TASK DESCRIPTION: Please copy out the lines below word for word, with every character unchanged.

Coordinate annotation records
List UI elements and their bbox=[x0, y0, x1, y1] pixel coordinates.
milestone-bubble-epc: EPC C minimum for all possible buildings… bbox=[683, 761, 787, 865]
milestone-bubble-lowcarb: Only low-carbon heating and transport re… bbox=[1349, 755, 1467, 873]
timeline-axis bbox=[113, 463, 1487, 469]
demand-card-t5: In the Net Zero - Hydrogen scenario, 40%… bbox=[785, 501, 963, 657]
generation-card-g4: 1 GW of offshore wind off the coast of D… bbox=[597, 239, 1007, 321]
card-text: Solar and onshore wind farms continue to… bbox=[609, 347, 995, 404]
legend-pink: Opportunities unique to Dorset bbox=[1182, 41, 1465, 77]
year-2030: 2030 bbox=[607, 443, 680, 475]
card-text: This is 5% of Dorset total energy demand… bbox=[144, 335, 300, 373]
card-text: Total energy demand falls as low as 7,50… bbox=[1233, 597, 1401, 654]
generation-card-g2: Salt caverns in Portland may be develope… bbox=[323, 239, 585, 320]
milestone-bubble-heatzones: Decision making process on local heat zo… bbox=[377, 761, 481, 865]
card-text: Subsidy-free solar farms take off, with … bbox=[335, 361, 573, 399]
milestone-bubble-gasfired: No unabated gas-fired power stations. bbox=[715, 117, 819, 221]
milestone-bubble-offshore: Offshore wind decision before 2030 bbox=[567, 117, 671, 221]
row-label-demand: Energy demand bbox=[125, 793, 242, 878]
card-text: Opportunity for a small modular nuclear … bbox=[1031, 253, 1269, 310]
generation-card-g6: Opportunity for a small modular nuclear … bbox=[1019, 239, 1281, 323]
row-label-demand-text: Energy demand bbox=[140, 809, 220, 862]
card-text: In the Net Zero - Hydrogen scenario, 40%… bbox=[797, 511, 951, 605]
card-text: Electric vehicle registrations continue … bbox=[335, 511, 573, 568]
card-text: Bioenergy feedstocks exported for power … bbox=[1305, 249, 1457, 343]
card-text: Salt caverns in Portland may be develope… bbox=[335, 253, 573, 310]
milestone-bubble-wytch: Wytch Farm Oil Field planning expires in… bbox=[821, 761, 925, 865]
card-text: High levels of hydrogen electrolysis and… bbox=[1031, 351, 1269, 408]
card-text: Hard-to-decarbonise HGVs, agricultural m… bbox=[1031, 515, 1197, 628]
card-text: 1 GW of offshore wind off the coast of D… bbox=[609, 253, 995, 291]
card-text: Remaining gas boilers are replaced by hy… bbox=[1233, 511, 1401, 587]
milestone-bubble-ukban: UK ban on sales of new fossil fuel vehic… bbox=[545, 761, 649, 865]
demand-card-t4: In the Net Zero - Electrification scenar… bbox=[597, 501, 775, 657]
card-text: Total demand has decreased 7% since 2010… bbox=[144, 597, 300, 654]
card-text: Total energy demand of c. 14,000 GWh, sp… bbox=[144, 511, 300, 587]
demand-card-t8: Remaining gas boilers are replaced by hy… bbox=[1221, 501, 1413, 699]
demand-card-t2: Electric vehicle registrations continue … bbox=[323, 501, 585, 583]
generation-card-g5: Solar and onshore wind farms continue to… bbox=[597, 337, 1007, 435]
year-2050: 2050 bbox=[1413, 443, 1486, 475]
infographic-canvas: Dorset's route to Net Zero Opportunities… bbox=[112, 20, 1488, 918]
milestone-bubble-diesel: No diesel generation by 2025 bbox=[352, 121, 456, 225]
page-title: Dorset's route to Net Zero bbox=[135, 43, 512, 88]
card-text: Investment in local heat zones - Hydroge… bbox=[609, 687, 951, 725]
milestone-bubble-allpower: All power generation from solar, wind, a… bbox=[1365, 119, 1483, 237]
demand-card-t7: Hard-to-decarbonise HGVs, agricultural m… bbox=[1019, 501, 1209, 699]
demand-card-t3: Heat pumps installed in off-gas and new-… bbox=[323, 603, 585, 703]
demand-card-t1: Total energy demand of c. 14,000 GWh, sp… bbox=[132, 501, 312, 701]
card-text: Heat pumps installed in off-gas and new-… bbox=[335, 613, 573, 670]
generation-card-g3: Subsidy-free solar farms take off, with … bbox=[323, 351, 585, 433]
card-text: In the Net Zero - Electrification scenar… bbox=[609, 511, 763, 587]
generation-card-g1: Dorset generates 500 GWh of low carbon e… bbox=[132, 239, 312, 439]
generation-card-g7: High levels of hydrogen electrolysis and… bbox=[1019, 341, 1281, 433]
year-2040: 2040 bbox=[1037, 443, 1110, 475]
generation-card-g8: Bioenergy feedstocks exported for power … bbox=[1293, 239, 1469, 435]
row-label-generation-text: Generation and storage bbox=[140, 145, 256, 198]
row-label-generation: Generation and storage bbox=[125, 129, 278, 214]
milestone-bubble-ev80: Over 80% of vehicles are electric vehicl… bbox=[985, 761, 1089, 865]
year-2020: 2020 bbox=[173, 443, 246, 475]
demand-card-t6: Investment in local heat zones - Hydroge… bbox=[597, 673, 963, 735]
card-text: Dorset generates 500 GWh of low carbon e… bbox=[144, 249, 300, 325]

THE OUTPUT:
List UI elements and their bbox=[x0, y0, x1, y1] pixel coordinates.
milestone-bubble-epc: EPC C minimum for all possible buildings… bbox=[683, 761, 787, 865]
milestone-bubble-lowcarb: Only low-carbon heating and transport re… bbox=[1349, 755, 1467, 873]
timeline-axis bbox=[113, 463, 1487, 469]
demand-card-t5: In the Net Zero - Hydrogen scenario, 40%… bbox=[785, 501, 963, 657]
generation-card-g4: 1 GW of offshore wind off the coast of D… bbox=[597, 239, 1007, 321]
card-text: Solar and onshore wind farms continue to… bbox=[609, 347, 995, 404]
legend-pink: Opportunities unique to Dorset bbox=[1182, 41, 1465, 77]
year-2030: 2030 bbox=[607, 443, 680, 475]
card-text: This is 5% of Dorset total energy demand… bbox=[144, 335, 300, 373]
card-text: Total energy demand falls as low as 7,50… bbox=[1233, 597, 1401, 654]
generation-card-g2: Salt caverns in Portland may be develope… bbox=[323, 239, 585, 320]
milestone-bubble-heatzones: Decision making process on local heat zo… bbox=[377, 761, 481, 865]
card-text: Subsidy-free solar farms take off, with … bbox=[335, 361, 573, 399]
milestone-bubble-gasfired: No unabated gas-fired power stations. bbox=[715, 117, 819, 221]
milestone-bubble-offshore: Offshore wind decision before 2030 bbox=[567, 117, 671, 221]
row-label-demand: Energy demand bbox=[125, 793, 242, 878]
card-text: Opportunity for a small modular nuclear … bbox=[1031, 253, 1269, 310]
generation-card-g6: Opportunity for a small modular nuclear … bbox=[1019, 239, 1281, 323]
row-label-demand-text: Energy demand bbox=[140, 809, 220, 862]
card-text: In the Net Zero - Hydrogen scenario, 40%… bbox=[797, 511, 951, 605]
card-text: Electric vehicle registrations continue … bbox=[335, 511, 573, 568]
card-text: Bioenergy feedstocks exported for power … bbox=[1305, 249, 1457, 343]
card-text: Salt caverns in Portland may be develope… bbox=[335, 253, 573, 310]
milestone-bubble-wytch: Wytch Farm Oil Field planning expires in… bbox=[821, 761, 925, 865]
card-text: High levels of hydrogen electrolysis and… bbox=[1031, 351, 1269, 408]
card-text: Hard-to-decarbonise HGVs, agricultural m… bbox=[1031, 515, 1197, 628]
card-text: 1 GW of offshore wind off the coast of D… bbox=[609, 253, 995, 291]
card-text: Remaining gas boilers are replaced by hy… bbox=[1233, 511, 1401, 587]
milestone-bubble-ukban: UK ban on sales of new fossil fuel vehic… bbox=[545, 761, 649, 865]
demand-card-t4: In the Net Zero - Electrification scenar… bbox=[597, 501, 775, 657]
card-text: Total demand has decreased 7% since 2010… bbox=[144, 597, 300, 654]
card-text: Total energy demand of c. 14,000 GWh, sp… bbox=[144, 511, 300, 587]
demand-card-t8: Remaining gas boilers are replaced by hy… bbox=[1221, 501, 1413, 699]
demand-card-t2: Electric vehicle registrations continue … bbox=[323, 501, 585, 583]
generation-card-g5: Solar and onshore wind farms continue to… bbox=[597, 337, 1007, 435]
year-2050: 2050 bbox=[1413, 443, 1486, 475]
infographic-canvas: Dorset's route to Net Zero Opportunities… bbox=[112, 20, 1488, 918]
milestone-bubble-diesel: No diesel generation by 2025 bbox=[352, 121, 456, 225]
page-title: Dorset's route to Net Zero bbox=[135, 43, 512, 88]
card-text: Investment in local heat zones - Hydroge… bbox=[609, 687, 951, 725]
milestone-bubble-allpower: All power generation from solar, wind, a… bbox=[1365, 119, 1483, 237]
demand-card-t7: Hard-to-decarbonise HGVs, agricultural m… bbox=[1019, 501, 1209, 699]
demand-card-t3: Heat pumps installed in off-gas and new-… bbox=[323, 603, 585, 703]
demand-card-t1: Total energy demand of c. 14,000 GWh, sp… bbox=[132, 501, 312, 701]
card-text: Heat pumps installed in off-gas and new-… bbox=[335, 613, 573, 670]
generation-card-g3: Subsidy-free solar farms take off, with … bbox=[323, 351, 585, 433]
card-text: In the Net Zero - Electrification scenar… bbox=[609, 511, 763, 587]
generation-card-g1: Dorset generates 500 GWh of low carbon e… bbox=[132, 239, 312, 439]
generation-card-g7: High levels of hydrogen electrolysis and… bbox=[1019, 341, 1281, 433]
year-2040: 2040 bbox=[1037, 443, 1110, 475]
generation-card-g8: Bioenergy feedstocks exported for power … bbox=[1293, 239, 1469, 435]
row-label-generation-text: Generation and storage bbox=[140, 145, 256, 198]
row-label-generation: Generation and storage bbox=[125, 129, 278, 214]
milestone-bubble-ev80: Over 80% of vehicles are electric vehicl… bbox=[985, 761, 1089, 865]
year-2020: 2020 bbox=[173, 443, 246, 475]
demand-card-t6: Investment in local heat zones - Hydroge… bbox=[597, 673, 963, 735]
card-text: Dorset generates 500 GWh of low carbon e… bbox=[144, 249, 300, 325]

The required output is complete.